Dataset extract

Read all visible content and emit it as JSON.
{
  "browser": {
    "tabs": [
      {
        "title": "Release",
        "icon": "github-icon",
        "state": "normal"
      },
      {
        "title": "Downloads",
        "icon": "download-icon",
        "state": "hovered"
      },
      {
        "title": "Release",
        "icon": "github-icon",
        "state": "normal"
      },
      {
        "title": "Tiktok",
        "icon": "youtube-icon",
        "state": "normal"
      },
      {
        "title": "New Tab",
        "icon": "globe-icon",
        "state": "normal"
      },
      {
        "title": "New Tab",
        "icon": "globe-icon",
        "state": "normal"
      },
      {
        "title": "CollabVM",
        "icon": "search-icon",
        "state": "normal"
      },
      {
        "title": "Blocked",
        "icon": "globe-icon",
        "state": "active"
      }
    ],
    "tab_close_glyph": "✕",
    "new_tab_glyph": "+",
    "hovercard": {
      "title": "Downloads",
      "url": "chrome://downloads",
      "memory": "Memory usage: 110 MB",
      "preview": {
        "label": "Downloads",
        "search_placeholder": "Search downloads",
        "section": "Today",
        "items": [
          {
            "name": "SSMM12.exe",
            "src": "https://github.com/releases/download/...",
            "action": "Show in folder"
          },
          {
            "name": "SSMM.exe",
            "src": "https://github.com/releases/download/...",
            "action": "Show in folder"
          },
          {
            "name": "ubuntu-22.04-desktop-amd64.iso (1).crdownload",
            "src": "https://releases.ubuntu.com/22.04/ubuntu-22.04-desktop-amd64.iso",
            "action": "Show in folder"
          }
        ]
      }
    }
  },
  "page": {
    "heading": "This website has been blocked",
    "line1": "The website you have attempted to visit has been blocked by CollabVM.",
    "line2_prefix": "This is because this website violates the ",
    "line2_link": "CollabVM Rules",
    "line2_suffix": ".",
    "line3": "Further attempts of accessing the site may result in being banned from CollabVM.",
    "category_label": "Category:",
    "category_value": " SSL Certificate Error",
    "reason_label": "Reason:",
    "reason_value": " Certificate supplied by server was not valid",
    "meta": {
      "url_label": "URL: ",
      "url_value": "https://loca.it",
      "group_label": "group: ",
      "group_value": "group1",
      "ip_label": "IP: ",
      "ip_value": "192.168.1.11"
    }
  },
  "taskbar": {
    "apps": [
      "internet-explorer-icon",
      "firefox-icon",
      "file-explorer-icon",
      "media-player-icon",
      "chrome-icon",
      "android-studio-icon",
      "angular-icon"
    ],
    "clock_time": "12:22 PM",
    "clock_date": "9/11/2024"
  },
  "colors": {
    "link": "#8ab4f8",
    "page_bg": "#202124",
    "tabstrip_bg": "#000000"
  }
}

Task requirements
Repeat every line of the records above exactly.

Exercise solution
Read all visible content and emit it as JSON.
{
  "browser": {
    "tabs": [
      {
        "title": "Release",
        "icon": "github-icon",
        "state": "normal"
      },
      {
        "title": "Downloads",
        "icon": "download-icon",
        "state": "hovered"
      },
      {
        "title": "Release",
        "icon": "github-icon",
        "state": "normal"
      },
      {
        "title": "Tiktok",
        "icon": "youtube-icon",
        "state": "normal"
      },
      {
        "title": "New Tab",
        "icon": "globe-icon",
        "state": "normal"
      },
      {
        "title": "New Tab",
        "icon": "globe-icon",
        "state": "normal"
      },
      {
        "title": "CollabVM",
        "icon": "search-icon",
        "state": "normal"
      },
      {
        "title": "Blocked",
        "icon": "globe-icon",
        "state": "active"
      }
    ],
    "tab_close_glyph": "✕",
    "new_tab_glyph": "+",
    "hovercard": {
      "title": "Downloads",
      "url": "chrome://downloads",
      "memory": "Memory usage: 110 MB",
      "preview": {
        "label": "Downloads",
        "search_placeholder": "Search downloads",
        "section": "Today",
        "items": [
          {
            "name": "SSMM12.exe",
            "src": "https://github.com/releases/download/...",
            "action": "Show in folder"
          },
          {
            "name": "SSMM.exe",
            "src": "https://github.com/releases/download/...",
            "action": "Show in folder"
          },
          {
            "name": "ubuntu-22.04-desktop-amd64.iso (1).crdownload",
            "src": "https://releases.ubuntu.com/22.04/ubuntu-22.04-desktop-amd64.iso",
            "action": "Show in folder"
          }
        ]
      }
    }
  },
  "page": {
    "heading": "This website has been blocked",
    "line1": "The website you have attempted to visit has been blocked by CollabVM.",
    "line2_prefix": "This is because this website violates the ",
    "line2_link": "CollabVM Rules",
    "line2_suffix": ".",
    "line3": "Further attempts of accessing the site may result in being banned from CollabVM.",
    "category_label": "Category:",
    "category_value": " SSL Certificate Error",
    "reason_label": "Reason:",
    "reason_value": " Certificate supplied by server was not valid",
    "meta": {
      "url_label": "URL: ",
      "url_value": "https://loca.it",
      "group_label": "group: ",
      "group_value": "group1",
      "ip_label": "IP: ",
      "ip_value": "192.168.1.11"
    }
  },
  "taskbar": {
    "apps": [
      "internet-explorer-icon",
      "firefox-icon",
      "file-explorer-icon",
      "media-player-icon",
      "chrome-icon",
      "android-studio-icon",
      "angular-icon"
    ],
    "clock_time": "12:22 PM",
    "clock_date": "9/11/2024"
  },
  "colors": {
    "link": "#8ab4f8",
    "page_bg": "#202124",
    "tabstrip_bg": "#000000"
  }
}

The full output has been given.